*EXTRAIT DU TEXTE:*

###

Cet article s’inscrit dans les Traam EMI 2021-2022 sur le thème de la créativité numérique. Nous nous sommes interrogées sur la façon de mettre les élèves en situation de créativité dans un contexte scolaire. Comment leur donner de la liberté malgré un cadre scolaire qui peut se révéler contraignant ?

Plusieurs définitions peuvent être données pour la créativité. En voici une :

“[…] la créativité apparaît comme un pro­cessus agile. Elle ne se définit pas de manière stable ; elle n’obéit pas à un canon ; elle ne suit pas de stratégie spécifique. D’un point de vue pédagogique, la plupart des auteurs font valoir que chaque système scolaire peut favoriser ou tuer l’élan créateur de l’individu. Il faut donc créer les conditions de la créativité … et espérer qu’au bout du processus, elle produise des individus en maîtrise des nouvelles littératies pour pouvoir jouer de leur réalité intérieure et des contraintes de la vie extérieure afin de trouver leur style créatif.”

Divina Frau-Meigs, Créativité, éducation aux médias et à l’information, translittératie : vers des humanités numériques

 

« À l’heure où tout est prétexte à capturer les images et à les diffuser, il est important d’offrir aux jeunes une éducation au regard. Penser le monde en images, devenir des regards conscients.»

###

*DONNÉES FOURNIES:*
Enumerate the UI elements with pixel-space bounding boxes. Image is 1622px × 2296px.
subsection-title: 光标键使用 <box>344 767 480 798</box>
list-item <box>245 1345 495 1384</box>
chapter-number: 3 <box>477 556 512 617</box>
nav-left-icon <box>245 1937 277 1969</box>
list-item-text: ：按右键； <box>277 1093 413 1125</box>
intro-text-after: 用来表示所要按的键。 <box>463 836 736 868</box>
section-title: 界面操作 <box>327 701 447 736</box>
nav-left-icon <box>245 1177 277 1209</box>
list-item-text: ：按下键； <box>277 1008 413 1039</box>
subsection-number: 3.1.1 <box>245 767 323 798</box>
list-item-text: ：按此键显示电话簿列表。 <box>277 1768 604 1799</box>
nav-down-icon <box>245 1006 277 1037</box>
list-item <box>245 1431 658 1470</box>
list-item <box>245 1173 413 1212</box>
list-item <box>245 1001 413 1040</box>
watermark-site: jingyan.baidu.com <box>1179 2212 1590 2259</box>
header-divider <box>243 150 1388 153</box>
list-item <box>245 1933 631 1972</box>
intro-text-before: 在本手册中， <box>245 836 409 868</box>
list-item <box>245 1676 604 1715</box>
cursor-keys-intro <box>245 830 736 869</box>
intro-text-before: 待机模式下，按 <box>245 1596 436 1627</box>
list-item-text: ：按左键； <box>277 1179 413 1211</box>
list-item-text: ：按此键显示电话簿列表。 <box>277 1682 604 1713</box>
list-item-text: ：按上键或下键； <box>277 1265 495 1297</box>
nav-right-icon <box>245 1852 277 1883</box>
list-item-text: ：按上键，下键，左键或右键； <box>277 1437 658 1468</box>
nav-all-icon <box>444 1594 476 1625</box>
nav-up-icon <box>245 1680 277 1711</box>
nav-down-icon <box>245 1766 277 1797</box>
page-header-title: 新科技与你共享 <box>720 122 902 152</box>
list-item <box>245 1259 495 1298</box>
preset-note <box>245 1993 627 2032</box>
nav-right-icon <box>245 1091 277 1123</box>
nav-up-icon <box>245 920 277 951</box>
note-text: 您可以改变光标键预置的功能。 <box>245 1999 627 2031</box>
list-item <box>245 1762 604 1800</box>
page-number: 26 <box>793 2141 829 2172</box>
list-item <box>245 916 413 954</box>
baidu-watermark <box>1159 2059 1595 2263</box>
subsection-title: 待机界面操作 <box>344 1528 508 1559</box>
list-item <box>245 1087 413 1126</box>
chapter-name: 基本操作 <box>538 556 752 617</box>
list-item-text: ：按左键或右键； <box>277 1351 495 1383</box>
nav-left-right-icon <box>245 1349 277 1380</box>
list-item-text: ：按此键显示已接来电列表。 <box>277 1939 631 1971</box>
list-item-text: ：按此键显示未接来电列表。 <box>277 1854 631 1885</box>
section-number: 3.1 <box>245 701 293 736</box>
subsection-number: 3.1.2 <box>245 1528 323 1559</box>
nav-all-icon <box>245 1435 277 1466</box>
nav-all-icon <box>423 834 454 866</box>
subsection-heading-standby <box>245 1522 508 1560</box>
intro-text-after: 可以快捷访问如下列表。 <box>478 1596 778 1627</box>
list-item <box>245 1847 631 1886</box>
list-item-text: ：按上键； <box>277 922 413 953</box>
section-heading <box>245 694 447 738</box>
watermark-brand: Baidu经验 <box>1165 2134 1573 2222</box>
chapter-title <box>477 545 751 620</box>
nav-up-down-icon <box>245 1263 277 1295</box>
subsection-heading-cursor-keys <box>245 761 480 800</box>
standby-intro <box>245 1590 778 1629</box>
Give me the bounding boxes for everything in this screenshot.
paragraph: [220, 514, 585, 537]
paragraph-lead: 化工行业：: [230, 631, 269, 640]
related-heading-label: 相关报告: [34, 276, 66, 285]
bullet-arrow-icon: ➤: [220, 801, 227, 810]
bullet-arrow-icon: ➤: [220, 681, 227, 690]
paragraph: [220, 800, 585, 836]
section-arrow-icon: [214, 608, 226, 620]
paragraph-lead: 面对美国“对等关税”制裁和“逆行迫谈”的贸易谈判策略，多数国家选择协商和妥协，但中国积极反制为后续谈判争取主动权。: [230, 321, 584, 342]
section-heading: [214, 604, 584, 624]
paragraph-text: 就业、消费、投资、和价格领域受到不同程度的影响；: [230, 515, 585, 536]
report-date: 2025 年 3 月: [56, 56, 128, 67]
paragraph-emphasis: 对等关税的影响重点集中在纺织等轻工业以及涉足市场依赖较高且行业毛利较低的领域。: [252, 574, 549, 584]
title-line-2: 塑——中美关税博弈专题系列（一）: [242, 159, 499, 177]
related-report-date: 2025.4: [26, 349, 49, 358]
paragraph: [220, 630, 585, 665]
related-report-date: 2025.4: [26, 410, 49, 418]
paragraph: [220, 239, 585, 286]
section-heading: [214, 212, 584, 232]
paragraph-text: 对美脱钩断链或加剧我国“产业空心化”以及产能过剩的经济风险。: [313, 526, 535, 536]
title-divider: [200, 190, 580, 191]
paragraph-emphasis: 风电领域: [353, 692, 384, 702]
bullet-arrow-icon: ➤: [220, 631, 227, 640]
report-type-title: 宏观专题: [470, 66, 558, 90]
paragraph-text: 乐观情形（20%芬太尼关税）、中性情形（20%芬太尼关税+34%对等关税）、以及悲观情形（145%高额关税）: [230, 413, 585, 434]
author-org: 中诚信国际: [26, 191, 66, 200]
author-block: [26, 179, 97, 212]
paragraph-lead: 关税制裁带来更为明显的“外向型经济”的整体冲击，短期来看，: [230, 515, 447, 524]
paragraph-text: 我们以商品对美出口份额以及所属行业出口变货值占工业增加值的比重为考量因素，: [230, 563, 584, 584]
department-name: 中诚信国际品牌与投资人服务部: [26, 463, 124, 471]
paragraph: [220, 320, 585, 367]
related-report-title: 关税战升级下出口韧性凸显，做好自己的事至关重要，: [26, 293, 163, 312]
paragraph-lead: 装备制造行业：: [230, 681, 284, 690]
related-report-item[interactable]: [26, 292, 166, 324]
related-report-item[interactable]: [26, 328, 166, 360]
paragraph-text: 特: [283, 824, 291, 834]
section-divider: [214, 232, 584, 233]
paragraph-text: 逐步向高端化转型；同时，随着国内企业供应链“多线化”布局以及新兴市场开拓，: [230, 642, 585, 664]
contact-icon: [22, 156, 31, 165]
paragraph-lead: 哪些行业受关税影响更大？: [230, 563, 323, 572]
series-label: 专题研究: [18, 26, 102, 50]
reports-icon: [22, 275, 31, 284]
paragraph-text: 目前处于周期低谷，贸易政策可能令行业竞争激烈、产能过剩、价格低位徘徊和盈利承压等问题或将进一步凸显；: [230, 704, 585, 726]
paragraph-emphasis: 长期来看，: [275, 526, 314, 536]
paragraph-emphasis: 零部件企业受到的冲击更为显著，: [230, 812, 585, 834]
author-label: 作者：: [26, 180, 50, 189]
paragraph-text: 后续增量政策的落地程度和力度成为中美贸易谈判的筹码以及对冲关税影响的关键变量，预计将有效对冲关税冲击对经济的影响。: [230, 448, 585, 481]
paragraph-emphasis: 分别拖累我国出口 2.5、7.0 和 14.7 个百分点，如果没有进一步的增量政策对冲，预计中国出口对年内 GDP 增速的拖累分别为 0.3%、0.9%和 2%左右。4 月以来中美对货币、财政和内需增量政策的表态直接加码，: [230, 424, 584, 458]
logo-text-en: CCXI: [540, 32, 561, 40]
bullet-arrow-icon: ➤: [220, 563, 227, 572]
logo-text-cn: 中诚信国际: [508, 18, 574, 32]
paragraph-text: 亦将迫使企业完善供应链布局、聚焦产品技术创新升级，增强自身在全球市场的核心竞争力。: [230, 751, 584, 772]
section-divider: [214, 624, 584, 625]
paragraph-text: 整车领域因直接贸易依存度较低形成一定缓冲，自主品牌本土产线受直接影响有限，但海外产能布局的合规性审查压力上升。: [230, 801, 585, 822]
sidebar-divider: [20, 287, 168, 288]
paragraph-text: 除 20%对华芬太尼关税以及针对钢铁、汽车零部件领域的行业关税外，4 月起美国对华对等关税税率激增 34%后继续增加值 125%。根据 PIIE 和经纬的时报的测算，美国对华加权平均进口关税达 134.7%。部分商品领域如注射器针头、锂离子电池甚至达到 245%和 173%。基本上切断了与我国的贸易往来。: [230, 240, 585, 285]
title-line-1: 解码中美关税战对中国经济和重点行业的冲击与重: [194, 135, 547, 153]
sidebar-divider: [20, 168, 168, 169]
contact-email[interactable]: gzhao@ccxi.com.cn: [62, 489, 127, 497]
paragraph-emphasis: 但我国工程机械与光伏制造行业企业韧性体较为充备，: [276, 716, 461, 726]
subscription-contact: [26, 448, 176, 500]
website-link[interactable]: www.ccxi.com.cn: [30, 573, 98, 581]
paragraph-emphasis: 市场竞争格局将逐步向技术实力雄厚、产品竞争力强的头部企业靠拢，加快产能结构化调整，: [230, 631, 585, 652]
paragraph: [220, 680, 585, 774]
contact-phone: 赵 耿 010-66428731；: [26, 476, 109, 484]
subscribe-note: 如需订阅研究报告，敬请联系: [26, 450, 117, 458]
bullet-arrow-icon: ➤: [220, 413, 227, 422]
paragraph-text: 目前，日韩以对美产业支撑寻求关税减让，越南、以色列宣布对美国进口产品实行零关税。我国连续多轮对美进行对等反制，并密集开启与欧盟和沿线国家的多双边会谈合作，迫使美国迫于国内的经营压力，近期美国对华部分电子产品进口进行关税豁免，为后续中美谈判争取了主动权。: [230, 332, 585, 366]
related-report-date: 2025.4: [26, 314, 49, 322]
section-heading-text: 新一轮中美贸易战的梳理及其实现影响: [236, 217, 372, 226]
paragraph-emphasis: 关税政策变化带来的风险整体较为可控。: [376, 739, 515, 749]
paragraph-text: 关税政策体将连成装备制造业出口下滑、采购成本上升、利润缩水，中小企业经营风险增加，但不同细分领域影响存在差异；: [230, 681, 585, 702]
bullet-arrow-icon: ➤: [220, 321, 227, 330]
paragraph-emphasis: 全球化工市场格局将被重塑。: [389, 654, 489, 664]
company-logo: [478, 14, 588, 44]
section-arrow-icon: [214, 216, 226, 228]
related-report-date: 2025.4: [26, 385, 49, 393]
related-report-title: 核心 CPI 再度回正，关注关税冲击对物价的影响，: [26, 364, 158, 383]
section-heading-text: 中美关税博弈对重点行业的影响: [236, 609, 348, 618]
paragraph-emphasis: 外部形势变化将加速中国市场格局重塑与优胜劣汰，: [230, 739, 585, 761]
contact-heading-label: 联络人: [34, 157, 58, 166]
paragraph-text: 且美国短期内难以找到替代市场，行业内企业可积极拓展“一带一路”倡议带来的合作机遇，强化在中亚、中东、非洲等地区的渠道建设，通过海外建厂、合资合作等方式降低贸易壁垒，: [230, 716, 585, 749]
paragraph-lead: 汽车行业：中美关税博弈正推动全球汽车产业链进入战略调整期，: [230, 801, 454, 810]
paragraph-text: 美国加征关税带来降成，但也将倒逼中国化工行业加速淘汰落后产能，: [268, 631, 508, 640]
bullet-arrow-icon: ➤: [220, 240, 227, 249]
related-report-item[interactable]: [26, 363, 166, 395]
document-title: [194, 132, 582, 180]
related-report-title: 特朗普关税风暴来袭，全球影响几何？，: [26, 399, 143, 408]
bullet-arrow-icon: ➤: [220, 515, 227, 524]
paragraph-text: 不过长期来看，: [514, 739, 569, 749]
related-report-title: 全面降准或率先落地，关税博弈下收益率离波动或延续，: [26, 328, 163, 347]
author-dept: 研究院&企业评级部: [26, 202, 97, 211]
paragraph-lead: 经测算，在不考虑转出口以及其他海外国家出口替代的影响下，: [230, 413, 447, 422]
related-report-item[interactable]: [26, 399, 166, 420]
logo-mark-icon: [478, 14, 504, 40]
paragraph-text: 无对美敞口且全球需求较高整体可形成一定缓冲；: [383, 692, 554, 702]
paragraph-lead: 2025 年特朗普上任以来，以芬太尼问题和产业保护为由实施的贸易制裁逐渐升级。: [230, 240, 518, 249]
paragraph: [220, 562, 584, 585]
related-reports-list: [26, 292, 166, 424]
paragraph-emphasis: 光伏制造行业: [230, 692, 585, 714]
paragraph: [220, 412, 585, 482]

###

*CONSIGNES:*
(A) Recopiez le passage de l’extrait sur la créativité qui commence aux mots « Cet article s’inscrit » et s’arrête après les mots « révéler contraignant ? ».
(B) Les affirmations suivantes sont-elles conformes à l’extrait sur la créativité ? Répondez par oui ou par non et citez les mots du texte qui le montrent.
(i) L’article fait partie des Traam EMI 2021-2022.
(ii) Selon la définition citée, la créativité suit une stratégie spécifique.
(iii) On ne peut donner qu’une seule définition de la créativité.

*CORRIGÉ:*
(A)
Cet article s’inscrit dans les Traam EMI 2021-2022 sur le thème de la créativité numérique. Nous nous sommes interrogées sur la façon de mettre les élèves en situation de créativité dans un contexte scolaire. Comment leur donner de la liberté malgré un cadre scolaire qui peut se révéler contraignant ?

(B)
(i) Oui : « Cet article s’inscrit dans les Traam EMI 2021-2022 ».
(ii) Non : « elle ne suit pas de stratégie spécifique ».
(iii) Non : « Plusieurs définitions peuvent être données pour la créativité. »